##### Material for this exercise
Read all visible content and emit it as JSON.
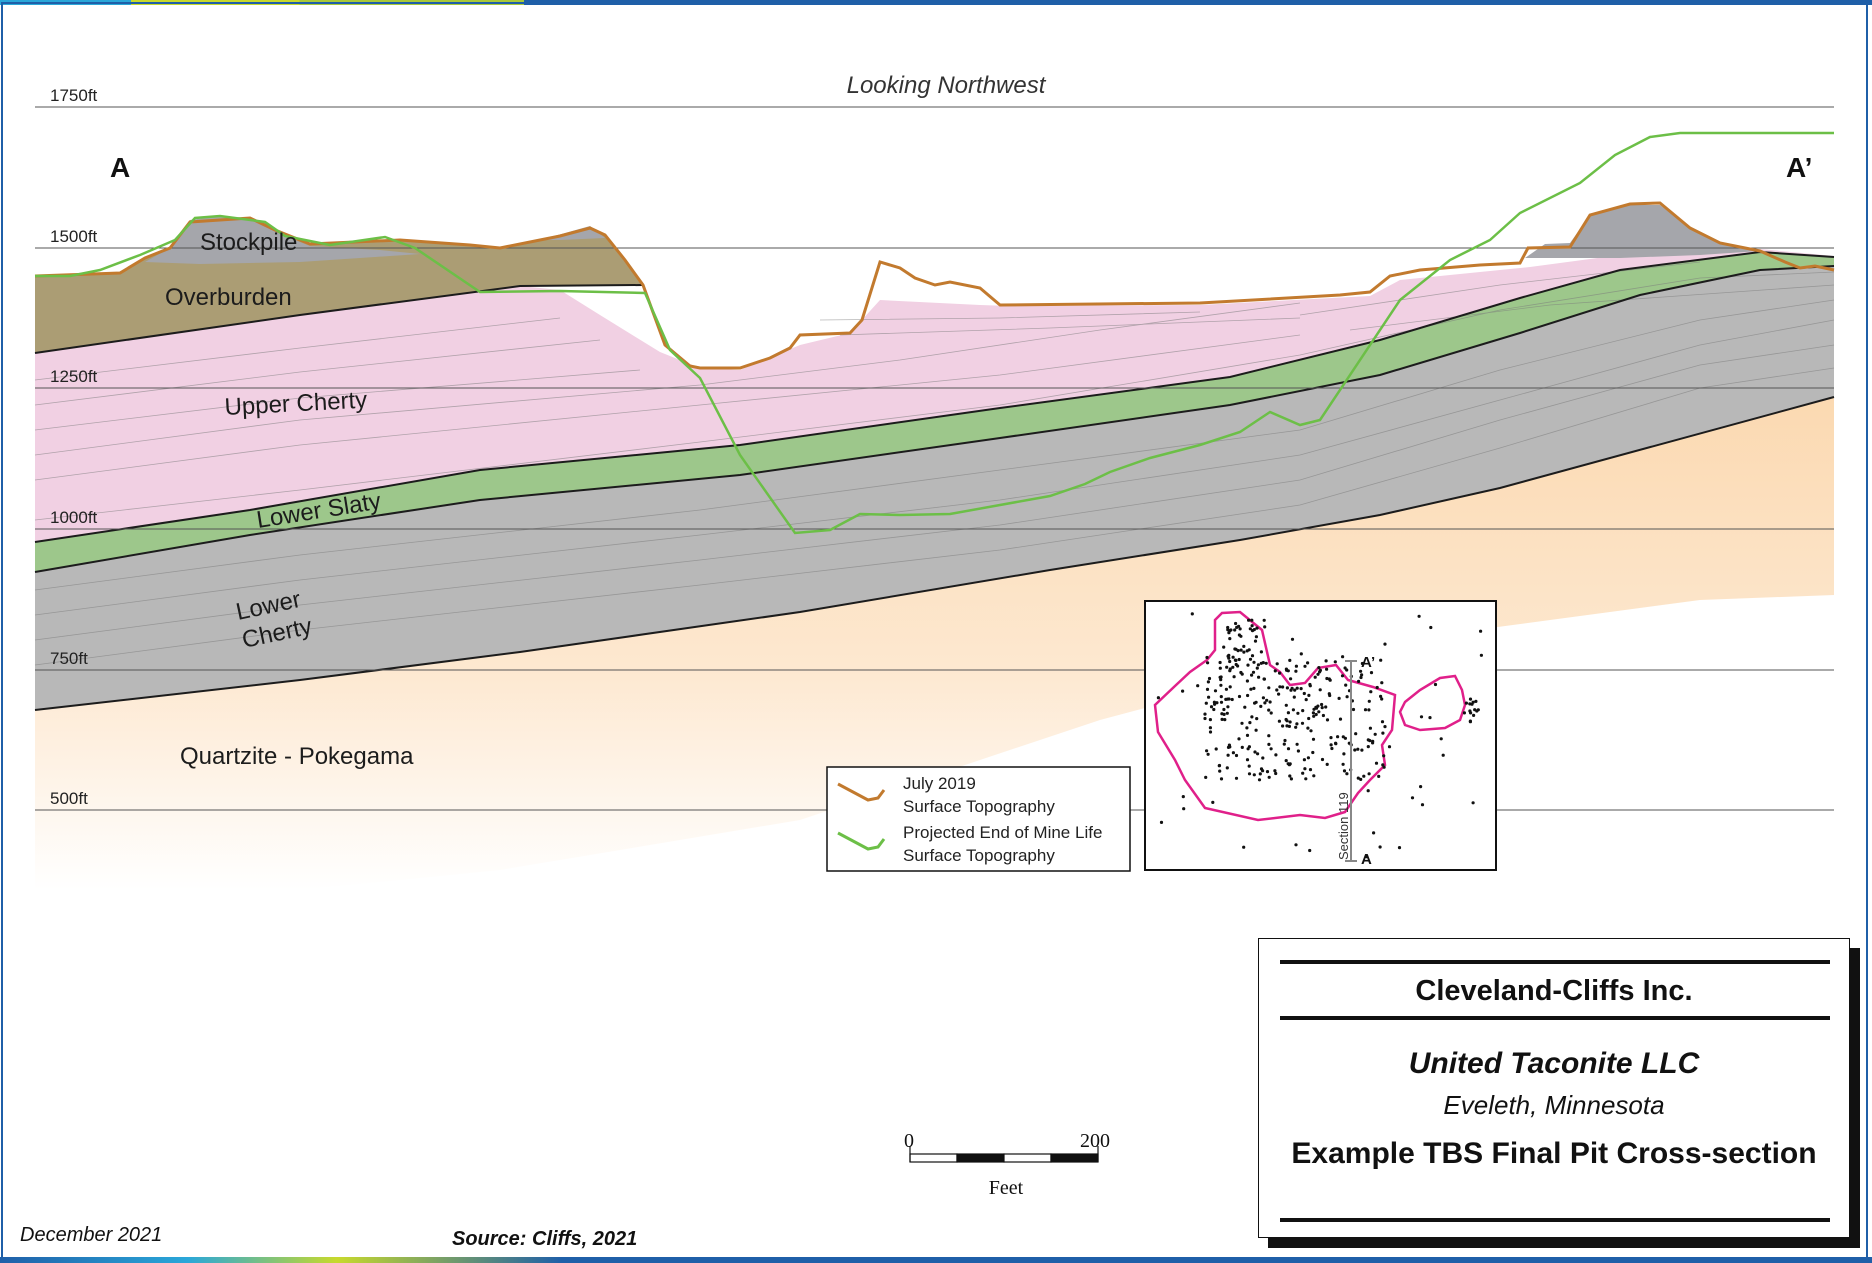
{
  "section": {
    "heading": "Looking Northwest",
    "endpoint_left": "A",
    "endpoint_right": "A’",
    "elevations": [
      "1750ft",
      "1500ft",
      "1250ft",
      "1000ft",
      "750ft",
      "500ft"
    ],
    "units": [
      "Stockpile",
      "Overburden",
      "Upper Cherty",
      "Lower Slaty",
      "Lower",
      "Cherty",
      "Quartzite - Pokegama"
    ],
    "colors": {
      "stockpile": "#a5a6ab",
      "overburden": "#ab9d74",
      "upper_cherty": "#f1d0e3",
      "lower_slaty": "#9dc78b",
      "lower_cherty": "#b8b8b8",
      "quartzite": "#fbd9b1",
      "july_2019": "#c27a2e",
      "projected": "#6cbf47"
    }
  },
  "legend": {
    "items": [
      {
        "line1": "July 2019",
        "line2": "Surface Topography"
      },
      {
        "line1": "Projected End of Mine Life",
        "line2": "Surface Topography"
      }
    ]
  },
  "inset": {
    "label_top": "A’",
    "label_bottom": "A",
    "section_label": "Section 119"
  },
  "scale_bar": {
    "min": "0",
    "max": "200",
    "unit": "Feet"
  },
  "title_block": {
    "company": "Cleveland-Cliffs Inc.",
    "subsidiary": "United Taconite LLC",
    "location": "Eveleth, Minnesota",
    "figure_title": "Example TBS Final Pit Cross-section"
  },
  "footer": {
    "date": "December 2021",
    "source": "Source: Cliffs, 2021"
  }
}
##########
• Objective:
Write out all the entries again, word for word, and print no images.

• Problem solution:
Read all visible content and emit it as JSON.
{
  "section": {
    "heading": "Looking Northwest",
    "endpoint_left": "A",
    "endpoint_right": "A’",
    "elevations": [
      "1750ft",
      "1500ft",
      "1250ft",
      "1000ft",
      "750ft",
      "500ft"
    ],
    "units": [
      "Stockpile",
      "Overburden",
      "Upper Cherty",
      "Lower Slaty",
      "Lower",
      "Cherty",
      "Quartzite - Pokegama"
    ],
    "colors": {
      "stockpile": "#a5a6ab",
      "overburden": "#ab9d74",
      "upper_cherty": "#f1d0e3",
      "lower_slaty": "#9dc78b",
      "lower_cherty": "#b8b8b8",
      "quartzite": "#fbd9b1",
      "july_2019": "#c27a2e",
      "projected": "#6cbf47"
    }
  },
  "legend": {
    "items": [
      {
        "line1": "July 2019",
        "line2": "Surface Topography"
      },
      {
        "line1": "Projected End of Mine Life",
        "line2": "Surface Topography"
      }
    ]
  },
  "inset": {
    "label_top": "A’",
    "label_bottom": "A",
    "section_label": "Section 119"
  },
  "scale_bar": {
    "min": "0",
    "max": "200",
    "unit": "Feet"
  },
  "title_block": {
    "company": "Cleveland-Cliffs Inc.",
    "subsidiary": "United Taconite LLC",
    "location": "Eveleth, Minnesota",
    "figure_title": "Example TBS Final Pit Cross-section"
  },
  "footer": {
    "date": "December 2021",
    "source": "Source: Cliffs, 2021"
  }
}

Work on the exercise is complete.